_What you are asked to do_:
Reproduce all the entries exactly.

A block of data:
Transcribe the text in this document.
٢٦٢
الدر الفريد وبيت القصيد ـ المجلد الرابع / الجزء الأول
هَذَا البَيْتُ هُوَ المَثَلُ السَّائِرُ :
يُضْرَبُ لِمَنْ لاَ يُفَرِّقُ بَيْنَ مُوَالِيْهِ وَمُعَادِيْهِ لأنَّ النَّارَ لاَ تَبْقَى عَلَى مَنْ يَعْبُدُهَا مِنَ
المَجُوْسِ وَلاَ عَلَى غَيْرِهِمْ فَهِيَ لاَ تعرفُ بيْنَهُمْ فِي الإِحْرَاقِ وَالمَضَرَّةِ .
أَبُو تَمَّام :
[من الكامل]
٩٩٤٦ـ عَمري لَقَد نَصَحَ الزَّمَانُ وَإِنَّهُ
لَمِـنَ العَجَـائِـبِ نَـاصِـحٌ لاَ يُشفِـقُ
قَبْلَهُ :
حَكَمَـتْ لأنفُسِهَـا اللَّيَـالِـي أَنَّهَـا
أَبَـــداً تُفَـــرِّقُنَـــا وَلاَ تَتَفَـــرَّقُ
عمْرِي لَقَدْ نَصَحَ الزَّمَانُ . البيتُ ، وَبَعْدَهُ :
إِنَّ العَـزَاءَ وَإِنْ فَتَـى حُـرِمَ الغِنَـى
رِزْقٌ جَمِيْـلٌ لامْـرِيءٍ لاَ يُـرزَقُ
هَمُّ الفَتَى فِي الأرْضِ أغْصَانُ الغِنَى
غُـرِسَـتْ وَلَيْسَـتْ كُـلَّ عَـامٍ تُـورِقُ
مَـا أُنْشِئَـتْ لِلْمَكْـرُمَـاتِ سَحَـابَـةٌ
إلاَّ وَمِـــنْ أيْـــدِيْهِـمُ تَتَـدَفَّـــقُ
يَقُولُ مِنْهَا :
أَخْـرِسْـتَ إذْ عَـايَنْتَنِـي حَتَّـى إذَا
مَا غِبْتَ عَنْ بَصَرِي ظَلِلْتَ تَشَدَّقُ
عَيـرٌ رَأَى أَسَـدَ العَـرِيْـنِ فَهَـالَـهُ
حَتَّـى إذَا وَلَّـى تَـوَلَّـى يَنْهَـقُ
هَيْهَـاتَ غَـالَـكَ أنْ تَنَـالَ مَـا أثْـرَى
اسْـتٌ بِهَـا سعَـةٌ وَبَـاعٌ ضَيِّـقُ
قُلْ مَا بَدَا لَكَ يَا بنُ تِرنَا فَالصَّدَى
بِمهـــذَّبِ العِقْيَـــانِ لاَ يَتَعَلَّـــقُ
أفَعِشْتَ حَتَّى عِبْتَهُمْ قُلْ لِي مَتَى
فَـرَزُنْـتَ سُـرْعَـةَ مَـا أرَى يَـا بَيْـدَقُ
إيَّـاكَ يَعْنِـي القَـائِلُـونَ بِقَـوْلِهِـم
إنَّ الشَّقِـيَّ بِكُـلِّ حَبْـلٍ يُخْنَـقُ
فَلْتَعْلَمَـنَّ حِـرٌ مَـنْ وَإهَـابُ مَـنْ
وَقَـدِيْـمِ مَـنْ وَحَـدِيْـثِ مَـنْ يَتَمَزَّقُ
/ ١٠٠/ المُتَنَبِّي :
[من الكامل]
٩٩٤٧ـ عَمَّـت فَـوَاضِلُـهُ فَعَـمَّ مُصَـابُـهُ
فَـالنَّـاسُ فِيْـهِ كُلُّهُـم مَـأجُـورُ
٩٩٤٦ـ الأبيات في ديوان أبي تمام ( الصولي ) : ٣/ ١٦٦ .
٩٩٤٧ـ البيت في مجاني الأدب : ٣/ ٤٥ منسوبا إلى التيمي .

_The solution_:
Transcribe the text in this document.
٢٦٢
الدر الفريد وبيت القصيد ـ المجلد الرابع / الجزء الأول
هَذَا البَيْتُ هُوَ المَثَلُ السَّائِرُ :
يُضْرَبُ لِمَنْ لاَ يُفَرِّقُ بَيْنَ مُوَالِيْهِ وَمُعَادِيْهِ لأنَّ النَّارَ لاَ تَبْقَى عَلَى مَنْ يَعْبُدُهَا مِنَ
المَجُوْسِ وَلاَ عَلَى غَيْرِهِمْ فَهِيَ لاَ تعرفُ بيْنَهُمْ فِي الإِحْرَاقِ وَالمَضَرَّةِ .
أَبُو تَمَّام :
[من الكامل]
٩٩٤٦ـ عَمري لَقَد نَصَحَ الزَّمَانُ وَإِنَّهُ
لَمِـنَ العَجَـائِـبِ نَـاصِـحٌ لاَ يُشفِـقُ
قَبْلَهُ :
حَكَمَـتْ لأنفُسِهَـا اللَّيَـالِـي أَنَّهَـا
أَبَـــداً تُفَـــرِّقُنَـــا وَلاَ تَتَفَـــرَّقُ
عمْرِي لَقَدْ نَصَحَ الزَّمَانُ . البيتُ ، وَبَعْدَهُ :
إِنَّ العَـزَاءَ وَإِنْ فَتَـى حُـرِمَ الغِنَـى
رِزْقٌ جَمِيْـلٌ لامْـرِيءٍ لاَ يُـرزَقُ
هَمُّ الفَتَى فِي الأرْضِ أغْصَانُ الغِنَى
غُـرِسَـتْ وَلَيْسَـتْ كُـلَّ عَـامٍ تُـورِقُ
مَـا أُنْشِئَـتْ لِلْمَكْـرُمَـاتِ سَحَـابَـةٌ
إلاَّ وَمِـــنْ أيْـــدِيْهِـمُ تَتَـدَفَّـــقُ
يَقُولُ مِنْهَا :
أَخْـرِسْـتَ إذْ عَـايَنْتَنِـي حَتَّـى إذَا
مَا غِبْتَ عَنْ بَصَرِي ظَلِلْتَ تَشَدَّقُ
عَيـرٌ رَأَى أَسَـدَ العَـرِيْـنِ فَهَـالَـهُ
حَتَّـى إذَا وَلَّـى تَـوَلَّـى يَنْهَـقُ
هَيْهَـاتَ غَـالَـكَ أنْ تَنَـالَ مَـا أثْـرَى
اسْـتٌ بِهَـا سعَـةٌ وَبَـاعٌ ضَيِّـقُ
قُلْ مَا بَدَا لَكَ يَا بنُ تِرنَا فَالصَّدَى
بِمهـــذَّبِ العِقْيَـــانِ لاَ يَتَعَلَّـــقُ
أفَعِشْتَ حَتَّى عِبْتَهُمْ قُلْ لِي مَتَى
فَـرَزُنْـتَ سُـرْعَـةَ مَـا أرَى يَـا بَيْـدَقُ
إيَّـاكَ يَعْنِـي القَـائِلُـونَ بِقَـوْلِهِـم
إنَّ الشَّقِـيَّ بِكُـلِّ حَبْـلٍ يُخْنَـقُ
فَلْتَعْلَمَـنَّ حِـرٌ مَـنْ وَإهَـابُ مَـنْ
وَقَـدِيْـمِ مَـنْ وَحَـدِيْـثِ مَـنْ يَتَمَزَّقُ
/ ١٠٠/ المُتَنَبِّي :
[من الكامل]
٩٩٤٧ـ عَمَّـت فَـوَاضِلُـهُ فَعَـمَّ مُصَـابُـهُ
فَـالنَّـاسُ فِيْـهِ كُلُّهُـم مَـأجُـورُ
٩٩٤٦ـ الأبيات في ديوان أبي تمام ( الصولي ) : ٣/ ١٦٦ .
٩٩٤٧ـ البيت في مجاني الأدب : ٣/ ٤٥ منسوبا إلى التيمي .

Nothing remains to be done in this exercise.